Give the listing again in full, exactly as written.

* _Entries supplied_:
--------------------------------

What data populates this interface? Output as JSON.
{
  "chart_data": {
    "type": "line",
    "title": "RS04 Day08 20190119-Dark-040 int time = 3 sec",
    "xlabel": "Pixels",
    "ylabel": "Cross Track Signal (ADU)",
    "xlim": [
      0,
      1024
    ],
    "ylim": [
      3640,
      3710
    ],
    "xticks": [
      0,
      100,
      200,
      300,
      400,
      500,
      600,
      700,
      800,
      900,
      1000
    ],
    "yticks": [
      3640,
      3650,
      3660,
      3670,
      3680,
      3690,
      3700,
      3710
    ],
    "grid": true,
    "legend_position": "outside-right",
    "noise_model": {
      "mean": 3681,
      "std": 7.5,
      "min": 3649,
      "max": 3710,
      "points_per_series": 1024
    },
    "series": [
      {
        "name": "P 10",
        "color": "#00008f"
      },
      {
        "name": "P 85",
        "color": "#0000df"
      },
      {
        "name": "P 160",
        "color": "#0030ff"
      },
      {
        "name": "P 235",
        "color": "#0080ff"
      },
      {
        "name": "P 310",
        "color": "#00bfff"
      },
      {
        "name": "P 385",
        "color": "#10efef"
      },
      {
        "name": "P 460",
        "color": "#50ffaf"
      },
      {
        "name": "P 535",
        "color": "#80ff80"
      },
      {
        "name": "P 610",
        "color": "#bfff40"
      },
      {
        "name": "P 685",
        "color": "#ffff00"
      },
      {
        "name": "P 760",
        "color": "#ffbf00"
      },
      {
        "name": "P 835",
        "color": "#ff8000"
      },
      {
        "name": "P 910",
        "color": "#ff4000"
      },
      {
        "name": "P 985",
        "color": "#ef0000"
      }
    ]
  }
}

--------------------------------

* _Complete output_:
What data populates this interface? Output as JSON.
{
  "chart_data": {
    "type": "line",
    "title": "RS04 Day08 20190119-Dark-040 int time = 3 sec",
    "xlabel": "Pixels",
    "ylabel": "Cross Track Signal (ADU)",
    "xlim": [
      0,
      1024
    ],
    "ylim": [
      3640,
      3710
    ],
    "xticks": [
      0,
      100,
      200,
      300,
      400,
      500,
      600,
      700,
      800,
      900,
      1000
    ],
    "yticks": [
      3640,
      3650,
      3660,
      3670,
      3680,
      3690,
      3700,
      3710
    ],
    "grid": true,
    "legend_position": "outside-right",
    "noise_model": {
      "mean": 3681,
      "std": 7.5,
      "min": 3649,
      "max": 3710,
      "points_per_series": 1024
    },
    "series": [
      {
        "name": "P 10",
        "color": "#00008f"
      },
      {
        "name": "P 85",
        "color": "#0000df"
      },
      {
        "name": "P 160",
        "color": "#0030ff"
      },
      {
        "name": "P 235",
        "color": "#0080ff"
      },
      {
        "name": "P 310",
        "color": "#00bfff"
      },
      {
        "name": "P 385",
        "color": "#10efef"
      },
      {
        "name": "P 460",
        "color": "#50ffaf"
      },
      {
        "name": "P 535",
        "color": "#80ff80"
      },
      {
        "name": "P 610",
        "color": "#bfff40"
      },
      {
        "name": "P 685",
        "color": "#ffff00"
      },
      {
        "name": "P 760",
        "color": "#ffbf00"
      },
      {
        "name": "P 835",
        "color": "#ff8000"
      },
      {
        "name": "P 910",
        "color": "#ff4000"
      },
      {
        "name": "P 985",
        "color": "#ef0000"
      }
    ]
  }
}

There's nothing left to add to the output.